_Your task_. Extract every line below, verbatim.

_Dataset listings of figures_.
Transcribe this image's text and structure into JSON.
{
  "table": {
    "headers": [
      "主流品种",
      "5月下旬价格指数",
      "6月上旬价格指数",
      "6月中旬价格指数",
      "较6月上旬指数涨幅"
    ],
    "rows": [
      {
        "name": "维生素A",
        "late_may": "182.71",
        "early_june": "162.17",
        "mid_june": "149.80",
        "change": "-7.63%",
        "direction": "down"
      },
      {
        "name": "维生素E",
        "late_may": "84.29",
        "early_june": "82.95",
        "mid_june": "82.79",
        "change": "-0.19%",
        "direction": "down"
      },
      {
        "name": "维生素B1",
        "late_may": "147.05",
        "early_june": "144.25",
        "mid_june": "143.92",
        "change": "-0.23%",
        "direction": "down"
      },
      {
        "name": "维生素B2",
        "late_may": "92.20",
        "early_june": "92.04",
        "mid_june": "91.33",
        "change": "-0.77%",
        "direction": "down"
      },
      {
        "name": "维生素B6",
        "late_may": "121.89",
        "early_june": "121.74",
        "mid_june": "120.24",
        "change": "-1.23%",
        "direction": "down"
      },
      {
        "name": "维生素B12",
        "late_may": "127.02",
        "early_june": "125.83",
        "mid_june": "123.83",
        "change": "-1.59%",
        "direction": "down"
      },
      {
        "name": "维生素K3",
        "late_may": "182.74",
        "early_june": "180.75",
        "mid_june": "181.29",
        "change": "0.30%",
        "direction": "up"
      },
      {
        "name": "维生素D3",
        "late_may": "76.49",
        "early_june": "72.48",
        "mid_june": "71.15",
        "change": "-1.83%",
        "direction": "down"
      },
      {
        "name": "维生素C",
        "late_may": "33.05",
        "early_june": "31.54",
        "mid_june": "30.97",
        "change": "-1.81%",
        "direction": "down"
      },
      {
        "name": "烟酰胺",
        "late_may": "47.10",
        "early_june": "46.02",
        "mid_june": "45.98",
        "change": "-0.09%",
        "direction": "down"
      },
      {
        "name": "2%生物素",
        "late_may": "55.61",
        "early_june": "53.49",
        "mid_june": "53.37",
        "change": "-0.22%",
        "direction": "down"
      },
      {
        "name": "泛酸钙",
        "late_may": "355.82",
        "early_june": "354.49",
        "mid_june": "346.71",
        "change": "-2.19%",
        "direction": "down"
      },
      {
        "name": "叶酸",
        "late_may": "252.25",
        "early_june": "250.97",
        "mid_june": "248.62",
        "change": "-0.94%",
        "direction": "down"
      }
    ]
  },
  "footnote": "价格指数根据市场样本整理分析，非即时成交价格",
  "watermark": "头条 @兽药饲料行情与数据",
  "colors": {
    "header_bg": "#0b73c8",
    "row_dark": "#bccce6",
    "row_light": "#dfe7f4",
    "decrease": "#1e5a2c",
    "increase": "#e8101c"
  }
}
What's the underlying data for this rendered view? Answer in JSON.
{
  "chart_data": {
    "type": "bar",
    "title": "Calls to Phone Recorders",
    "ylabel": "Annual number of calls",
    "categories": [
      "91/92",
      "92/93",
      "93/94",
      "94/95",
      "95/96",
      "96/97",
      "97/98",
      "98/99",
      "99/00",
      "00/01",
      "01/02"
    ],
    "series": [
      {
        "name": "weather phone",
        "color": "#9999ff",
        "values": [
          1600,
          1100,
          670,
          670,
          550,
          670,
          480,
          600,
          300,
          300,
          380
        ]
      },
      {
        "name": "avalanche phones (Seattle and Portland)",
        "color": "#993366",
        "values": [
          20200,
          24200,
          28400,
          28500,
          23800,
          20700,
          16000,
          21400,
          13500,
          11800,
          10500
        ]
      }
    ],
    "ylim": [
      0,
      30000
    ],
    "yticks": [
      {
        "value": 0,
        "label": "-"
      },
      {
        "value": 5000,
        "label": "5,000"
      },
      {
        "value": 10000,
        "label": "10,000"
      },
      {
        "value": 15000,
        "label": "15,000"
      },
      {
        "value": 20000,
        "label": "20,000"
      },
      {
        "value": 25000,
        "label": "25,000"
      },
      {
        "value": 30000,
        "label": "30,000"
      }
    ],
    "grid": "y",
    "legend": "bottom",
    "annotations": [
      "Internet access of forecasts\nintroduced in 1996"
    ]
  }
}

_Solution_.
Transcribe this image's text and structure into JSON.
{
  "table": {
    "headers": [
      "主流品种",
      "5月下旬价格指数",
      "6月上旬价格指数",
      "6月中旬价格指数",
      "较6月上旬指数涨幅"
    ],
    "rows": [
      {
        "name": "维生素A",
        "late_may": "182.71",
        "early_june": "162.17",
        "mid_june": "149.80",
        "change": "-7.63%",
        "direction": "down"
      },
      {
        "name": "维生素E",
        "late_may": "84.29",
        "early_june": "82.95",
        "mid_june": "82.79",
        "change": "-0.19%",
        "direction": "down"
      },
      {
        "name": "维生素B1",
        "late_may": "147.05",
        "early_june": "144.25",
        "mid_june": "143.92",
        "change": "-0.23%",
        "direction": "down"
      },
      {
        "name": "维生素B2",
        "late_may": "92.20",
        "early_june": "92.04",
        "mid_june": "91.33",
        "change": "-0.77%",
        "direction": "down"
      },
      {
        "name": "维生素B6",
        "late_may": "121.89",
        "early_june": "121.74",
        "mid_june": "120.24",
        "change": "-1.23%",
        "direction": "down"
      },
      {
        "name": "维生素B12",
        "late_may": "127.02",
        "early_june": "125.83",
        "mid_june": "123.83",
        "change": "-1.59%",
        "direction": "down"
      },
      {
        "name": "维生素K3",
        "late_may": "182.74",
        "early_june": "180.75",
        "mid_june": "181.29",
        "change": "0.30%",
        "direction": "up"
      },
      {
        "name": "维生素D3",
        "late_may": "76.49",
        "early_june": "72.48",
        "mid_june": "71.15",
        "change": "-1.83%",
        "direction": "down"
      },
      {
        "name": "维生素C",
        "late_may": "33.05",
        "early_june": "31.54",
        "mid_june": "30.97",
        "change": "-1.81%",
        "direction": "down"
      },
      {
        "name": "烟酰胺",
        "late_may": "47.10",
        "early_june": "46.02",
        "mid_june": "45.98",
        "change": "-0.09%",
        "direction": "down"
      },
      {
        "name": "2%生物素",
        "late_may": "55.61",
        "early_june": "53.49",
        "mid_june": "53.37",
        "change": "-0.22%",
        "direction": "down"
      },
      {
        "name": "泛酸钙",
        "late_may": "355.82",
        "early_june": "354.49",
        "mid_june": "346.71",
        "change": "-2.19%",
        "direction": "down"
      },
      {
        "name": "叶酸",
        "late_may": "252.25",
        "early_june": "250.97",
        "mid_june": "248.62",
        "change": "-0.94%",
        "direction": "down"
      }
    ]
  },
  "footnote": "价格指数根据市场样本整理分析，非即时成交价格",
  "watermark": "头条 @兽药饲料行情与数据",
  "colors": {
    "header_bg": "#0b73c8",
    "row_dark": "#bccce6",
    "row_light": "#dfe7f4",
    "decrease": "#1e5a2c",
    "increase": "#e8101c"
  }
}
What's the underlying data for this rendered view? Answer in JSON.
{
  "chart_data": {
    "type": "bar",
    "title": "Calls to Phone Recorders",
    "ylabel": "Annual number of calls",
    "categories": [
      "91/92",
      "92/93",
      "93/94",
      "94/95",
      "95/96",
      "96/97",
      "97/98",
      "98/99",
      "99/00",
      "00/01",
      "01/02"
    ],
    "series": [
      {
        "name": "weather phone",
        "color": "#9999ff",
        "values": [
          1600,
          1100,
          670,
          670,
          550,
          670,
          480,
          600,
          300,
          300,
          380
        ]
      },
      {
        "name": "avalanche phones (Seattle and Portland)",
        "color": "#993366",
        "values": [
          20200,
          24200,
          28400,
          28500,
          23800,
          20700,
          16000,
          21400,
          13500,
          11800,
          10500
        ]
      }
    ],
    "ylim": [
      0,
      30000
    ],
    "yticks": [
      {
        "value": 0,
        "label": "-"
      },
      {
        "value": 5000,
        "label": "5,000"
      },
      {
        "value": 10000,
        "label": "10,000"
      },
      {
        "value": 15000,
        "label": "15,000"
      },
      {
        "value": 20000,
        "label": "20,000"
      },
      {
        "value": 25000,
        "label": "25,000"
      },
      {
        "value": 30000,
        "label": "30,000"
      }
    ],
    "grid": "y",
    "legend": "bottom",
    "annotations": [
      "Internet access of forecasts\nintroduced in 1996"
    ]
  }
}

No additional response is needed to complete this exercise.